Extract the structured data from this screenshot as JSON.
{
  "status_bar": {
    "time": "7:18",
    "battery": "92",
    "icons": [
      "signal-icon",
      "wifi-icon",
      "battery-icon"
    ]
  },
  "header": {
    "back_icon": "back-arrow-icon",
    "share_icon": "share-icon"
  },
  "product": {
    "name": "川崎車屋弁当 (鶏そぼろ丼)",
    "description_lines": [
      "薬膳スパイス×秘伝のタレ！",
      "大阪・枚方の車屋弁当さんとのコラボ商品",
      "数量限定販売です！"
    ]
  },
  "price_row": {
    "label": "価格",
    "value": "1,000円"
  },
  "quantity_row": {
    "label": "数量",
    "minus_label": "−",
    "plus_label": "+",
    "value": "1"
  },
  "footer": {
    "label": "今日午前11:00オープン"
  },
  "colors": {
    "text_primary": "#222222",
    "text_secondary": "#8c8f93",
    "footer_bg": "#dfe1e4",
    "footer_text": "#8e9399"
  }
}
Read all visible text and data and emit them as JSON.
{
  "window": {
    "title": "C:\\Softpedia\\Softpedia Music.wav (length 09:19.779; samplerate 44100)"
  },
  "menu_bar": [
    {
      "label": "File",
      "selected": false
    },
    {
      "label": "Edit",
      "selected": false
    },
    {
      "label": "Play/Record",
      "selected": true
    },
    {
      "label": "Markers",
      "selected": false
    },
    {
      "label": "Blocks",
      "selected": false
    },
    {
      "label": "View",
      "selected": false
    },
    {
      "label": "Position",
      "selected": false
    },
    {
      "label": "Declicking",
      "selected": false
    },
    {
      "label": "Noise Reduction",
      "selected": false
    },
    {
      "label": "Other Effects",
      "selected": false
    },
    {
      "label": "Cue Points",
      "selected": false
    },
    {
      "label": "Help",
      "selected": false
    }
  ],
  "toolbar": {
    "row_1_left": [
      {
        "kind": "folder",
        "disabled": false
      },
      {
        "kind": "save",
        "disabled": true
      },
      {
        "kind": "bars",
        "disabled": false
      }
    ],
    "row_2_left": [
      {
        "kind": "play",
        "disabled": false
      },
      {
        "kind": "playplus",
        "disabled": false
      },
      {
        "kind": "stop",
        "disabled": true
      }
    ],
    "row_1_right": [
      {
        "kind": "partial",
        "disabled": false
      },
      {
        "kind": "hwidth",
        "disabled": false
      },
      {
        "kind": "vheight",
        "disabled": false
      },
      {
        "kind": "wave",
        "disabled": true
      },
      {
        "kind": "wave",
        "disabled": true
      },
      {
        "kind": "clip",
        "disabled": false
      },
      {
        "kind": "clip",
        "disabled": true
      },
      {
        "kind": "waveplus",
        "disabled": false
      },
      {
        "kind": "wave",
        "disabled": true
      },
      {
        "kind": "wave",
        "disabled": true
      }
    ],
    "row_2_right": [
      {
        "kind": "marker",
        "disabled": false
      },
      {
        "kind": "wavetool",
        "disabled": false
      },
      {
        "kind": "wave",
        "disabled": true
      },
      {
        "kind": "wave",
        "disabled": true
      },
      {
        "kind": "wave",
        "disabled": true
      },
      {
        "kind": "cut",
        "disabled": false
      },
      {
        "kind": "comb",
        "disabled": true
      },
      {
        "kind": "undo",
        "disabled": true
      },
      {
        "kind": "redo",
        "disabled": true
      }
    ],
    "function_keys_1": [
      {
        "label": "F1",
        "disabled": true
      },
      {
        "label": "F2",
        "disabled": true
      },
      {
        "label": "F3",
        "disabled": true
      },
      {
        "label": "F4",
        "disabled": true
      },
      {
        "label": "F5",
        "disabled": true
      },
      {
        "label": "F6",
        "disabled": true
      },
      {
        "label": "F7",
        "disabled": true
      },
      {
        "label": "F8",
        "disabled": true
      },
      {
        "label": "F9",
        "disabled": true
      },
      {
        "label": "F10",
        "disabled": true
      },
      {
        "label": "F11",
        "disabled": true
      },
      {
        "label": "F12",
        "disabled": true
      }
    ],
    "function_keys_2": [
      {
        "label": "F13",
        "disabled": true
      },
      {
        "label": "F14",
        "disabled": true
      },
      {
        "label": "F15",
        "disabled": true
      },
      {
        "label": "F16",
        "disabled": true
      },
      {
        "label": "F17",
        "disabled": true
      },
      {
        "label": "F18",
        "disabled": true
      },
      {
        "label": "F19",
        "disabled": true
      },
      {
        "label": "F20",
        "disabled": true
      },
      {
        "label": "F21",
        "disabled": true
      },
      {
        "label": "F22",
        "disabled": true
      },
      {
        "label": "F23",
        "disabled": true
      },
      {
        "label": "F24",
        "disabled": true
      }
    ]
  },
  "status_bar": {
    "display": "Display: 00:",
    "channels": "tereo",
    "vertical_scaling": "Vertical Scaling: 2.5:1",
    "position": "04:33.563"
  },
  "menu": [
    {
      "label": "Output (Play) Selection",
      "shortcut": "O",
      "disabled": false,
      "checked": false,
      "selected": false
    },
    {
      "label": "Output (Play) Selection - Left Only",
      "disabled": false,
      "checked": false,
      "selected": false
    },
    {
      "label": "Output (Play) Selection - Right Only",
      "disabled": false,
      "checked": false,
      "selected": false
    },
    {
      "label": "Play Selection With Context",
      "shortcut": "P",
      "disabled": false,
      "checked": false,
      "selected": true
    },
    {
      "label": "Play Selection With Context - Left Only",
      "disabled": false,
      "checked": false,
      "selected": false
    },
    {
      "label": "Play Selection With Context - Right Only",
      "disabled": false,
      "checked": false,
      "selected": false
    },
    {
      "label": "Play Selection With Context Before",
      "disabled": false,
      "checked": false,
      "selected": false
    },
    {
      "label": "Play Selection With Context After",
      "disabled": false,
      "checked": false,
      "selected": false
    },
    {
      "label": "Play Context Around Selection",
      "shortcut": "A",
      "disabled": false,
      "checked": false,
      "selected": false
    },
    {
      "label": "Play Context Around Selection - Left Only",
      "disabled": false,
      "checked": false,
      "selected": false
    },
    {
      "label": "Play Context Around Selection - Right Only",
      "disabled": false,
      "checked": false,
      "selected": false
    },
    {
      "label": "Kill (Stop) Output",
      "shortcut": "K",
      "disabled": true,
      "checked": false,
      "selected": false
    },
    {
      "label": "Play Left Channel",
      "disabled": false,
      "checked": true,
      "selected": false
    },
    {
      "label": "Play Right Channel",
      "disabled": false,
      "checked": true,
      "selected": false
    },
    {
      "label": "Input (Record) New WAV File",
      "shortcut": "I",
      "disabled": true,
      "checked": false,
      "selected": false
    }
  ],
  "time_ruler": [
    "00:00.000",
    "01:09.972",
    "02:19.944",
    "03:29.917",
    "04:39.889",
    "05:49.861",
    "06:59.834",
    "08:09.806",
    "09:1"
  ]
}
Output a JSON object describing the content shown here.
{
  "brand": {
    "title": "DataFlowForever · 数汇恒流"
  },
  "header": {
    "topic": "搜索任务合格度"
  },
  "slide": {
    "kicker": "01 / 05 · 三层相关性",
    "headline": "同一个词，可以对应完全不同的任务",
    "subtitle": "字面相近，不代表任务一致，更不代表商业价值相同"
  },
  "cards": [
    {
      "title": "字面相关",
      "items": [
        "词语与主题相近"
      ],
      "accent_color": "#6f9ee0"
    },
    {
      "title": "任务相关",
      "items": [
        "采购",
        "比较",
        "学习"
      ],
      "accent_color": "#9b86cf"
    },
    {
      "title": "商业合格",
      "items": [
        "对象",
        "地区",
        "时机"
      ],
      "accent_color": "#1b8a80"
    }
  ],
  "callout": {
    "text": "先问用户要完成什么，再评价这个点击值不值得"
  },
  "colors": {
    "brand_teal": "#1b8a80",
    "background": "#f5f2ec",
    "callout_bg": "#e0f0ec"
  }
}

#####

**WHAT IS REQUIRED:** Set down all of the records shown above once more, exactly.

**FINISHED EXERCISE:**
Extract the structured data from this screenshot as JSON.
{
  "status_bar": {
    "time": "7:18",
    "battery": "92",
    "icons": [
      "signal-icon",
      "wifi-icon",
      "battery-icon"
    ]
  },
  "header": {
    "back_icon": "back-arrow-icon",
    "share_icon": "share-icon"
  },
  "product": {
    "name": "川崎車屋弁当 (鶏そぼろ丼)",
    "description_lines": [
      "薬膳スパイス×秘伝のタレ！",
      "大阪・枚方の車屋弁当さんとのコラボ商品",
      "数量限定販売です！"
    ]
  },
  "price_row": {
    "label": "価格",
    "value": "1,000円"
  },
  "quantity_row": {
    "label": "数量",
    "minus_label": "−",
    "plus_label": "+",
    "value": "1"
  },
  "footer": {
    "label": "今日午前11:00オープン"
  },
  "colors": {
    "text_primary": "#222222",
    "text_secondary": "#8c8f93",
    "footer_bg": "#dfe1e4",
    "footer_text": "#8e9399"
  }
}
Read all visible text and data and emit them as JSON.
{
  "window": {
    "title": "C:\\Softpedia\\Softpedia Music.wav (length 09:19.779; samplerate 44100)"
  },
  "menu_bar": [
    {
      "label": "File",
      "selected": false
    },
    {
      "label": "Edit",
      "selected": false
    },
    {
      "label": "Play/Record",
      "selected": true
    },
    {
      "label": "Markers",
      "selected": false
    },
    {
      "label": "Blocks",
      "selected": false
    },
    {
      "label": "View",
      "selected": false
    },
    {
      "label": "Position",
      "selected": false
    },
    {
      "label": "Declicking",
      "selected": false
    },
    {
      "label": "Noise Reduction",
      "selected": false
    },
    {
      "label": "Other Effects",
      "selected": false
    },
    {
      "label": "Cue Points",
      "selected": false
    },
    {
      "label": "Help",
      "selected": false
    }
  ],
  "toolbar": {
    "row_1_left": [
      {
        "kind": "folder",
        "disabled": false
      },
      {
        "kind": "save",
        "disabled": true
      },
      {
        "kind": "bars",
        "disabled": false
      }
    ],
    "row_2_left": [
      {
        "kind": "play",
        "disabled": false
      },
      {
        "kind": "playplus",
        "disabled": false
      },
      {
        "kind": "stop",
        "disabled": true
      }
    ],
    "row_1_right": [
      {
        "kind": "partial",
        "disabled": false
      },
      {
        "kind": "hwidth",
        "disabled": false
      },
      {
        "kind": "vheight",
        "disabled": false
      },
      {
        "kind": "wave",
        "disabled": true
      },
      {
        "kind": "wave",
        "disabled": true
      },
      {
        "kind": "clip",
        "disabled": false
      },
      {
        "kind": "clip",
        "disabled": true
      },
      {
        "kind": "waveplus",
        "disabled": false
      },
      {
        "kind": "wave",
        "disabled": true
      },
      {
        "kind": "wave",
        "disabled": true
      }
    ],
    "row_2_right": [
      {
        "kind": "marker",
        "disabled": false
      },
      {
        "kind": "wavetool",
        "disabled": false
      },
      {
        "kind": "wave",
        "disabled": true
      },
      {
        "kind": "wave",
        "disabled": true
      },
      {
        "kind": "wave",
        "disabled": true
      },
      {
        "kind": "cut",
        "disabled": false
      },
      {
        "kind": "comb",
        "disabled": true
      },
      {
        "kind": "undo",
        "disabled": true
      },
      {
        "kind": "redo",
        "disabled": true
      }
    ],
    "function_keys_1": [
      {
        "label": "F1",
        "disabled": true
      },
      {
        "label": "F2",
        "disabled": true
      },
      {
        "label": "F3",
        "disabled": true
      },
      {
        "label": "F4",
        "disabled": true
      },
      {
        "label": "F5",
        "disabled": true
      },
      {
        "label": "F6",
        "disabled": true
      },
      {
        "label": "F7",
        "disabled": true
      },
      {
        "label": "F8",
        "disabled": true
      },
      {
        "label": "F9",
        "disabled": true
      },
      {
        "label": "F10",
        "disabled": true
      },
      {
        "label": "F11",
        "disabled": true
      },
      {
        "label": "F12",
        "disabled": true
      }
    ],
    "function_keys_2": [
      {
        "label": "F13",
        "disabled": true
      },
      {
        "label": "F14",
        "disabled": true
      },
      {
        "label": "F15",
        "disabled": true
      },
      {
        "label": "F16",
        "disabled": true
      },
      {
        "label": "F17",
        "disabled": true
      },
      {
        "label": "F18",
        "disabled": true
      },
      {
        "label": "F19",
        "disabled": true
      },
      {
        "label": "F20",
        "disabled": true
      },
      {
        "label": "F21",
        "disabled": true
      },
      {
        "label": "F22",
        "disabled": true
      },
      {
        "label": "F23",
        "disabled": true
      },
      {
        "label": "F24",
        "disabled": true
      }
    ]
  },
  "status_bar": {
    "display": "Display: 00:",
    "channels": "tereo",
    "vertical_scaling": "Vertical Scaling: 2.5:1",
    "position": "04:33.563"
  },
  "menu": [
    {
      "label": "Output (Play) Selection",
      "shortcut": "O",
      "disabled": false,
      "checked": false,
      "selected": false
    },
    {
      "label": "Output (Play) Selection - Left Only",
      "disabled": false,
      "checked": false,
      "selected": false
    },
    {
      "label": "Output (Play) Selection - Right Only",
      "disabled": false,
      "checked": false,
      "selected": false
    },
    {
      "label": "Play Selection With Context",
      "shortcut": "P",
      "disabled": false,
      "checked": false,
      "selected": true
    },
    {
      "label": "Play Selection With Context - Left Only",
      "disabled": false,
      "checked": false,
      "selected": false
    },
    {
      "label": "Play Selection With Context - Right Only",
      "disabled": false,
      "checked": false,
      "selected": false
    },
    {
      "label": "Play Selection With Context Before",
      "disabled": false,
      "checked": false,
      "selected": false
    },
    {
      "label": "Play Selection With Context After",
      "disabled": false,
      "checked": false,
      "selected": false
    },
    {
      "label": "Play Context Around Selection",
      "shortcut": "A",
      "disabled": false,
      "checked": false,
      "selected": false
    },
    {
      "label": "Play Context Around Selection - Left Only",
      "disabled": false,
      "checked": false,
      "selected": false
    },
    {
      "label": "Play Context Around Selection - Right Only",
      "disabled": false,
      "checked": false,
      "selected": false
    },
    {
      "label": "Kill (Stop) Output",
      "shortcut": "K",
      "disabled": true,
      "checked": false,
      "selected": false
    },
    {
      "label": "Play Left Channel",
      "disabled": false,
      "checked": true,
      "selected": false
    },
    {
      "label": "Play Right Channel",
      "disabled": false,
      "checked": true,
      "selected": false
    },
    {
      "label": "Input (Record) New WAV File",
      "shortcut": "I",
      "disabled": true,
      "checked": false,
      "selected": false
    }
  ],
  "time_ruler": [
    "00:00.000",
    "01:09.972",
    "02:19.944",
    "03:29.917",
    "04:39.889",
    "05:49.861",
    "06:59.834",
    "08:09.806",
    "09:1"
  ]
}
Output a JSON object describing the content shown here.
{
  "brand": {
    "title": "DataFlowForever · 数汇恒流"
  },
  "header": {
    "topic": "搜索任务合格度"
  },
  "slide": {
    "kicker": "01 / 05 · 三层相关性",
    "headline": "同一个词，可以对应完全不同的任务",
    "subtitle": "字面相近，不代表任务一致，更不代表商业价值相同"
  },
  "cards": [
    {
      "title": "字面相关",
      "items": [
        "词语与主题相近"
      ],
      "accent_color": "#6f9ee0"
    },
    {
      "title": "任务相关",
      "items": [
        "采购",
        "比较",
        "学习"
      ],
      "accent_color": "#9b86cf"
    },
    {
      "title": "商业合格",
      "items": [
        "对象",
        "地区",
        "时机"
      ],
      "accent_color": "#1b8a80"
    }
  ],
  "callout": {
    "text": "先问用户要完成什么，再评价这个点击值不值得"
  },
  "colors": {
    "brand_teal": "#1b8a80",
    "background": "#f5f2ec",
    "callout_bg": "#e0f0ec"
  }
}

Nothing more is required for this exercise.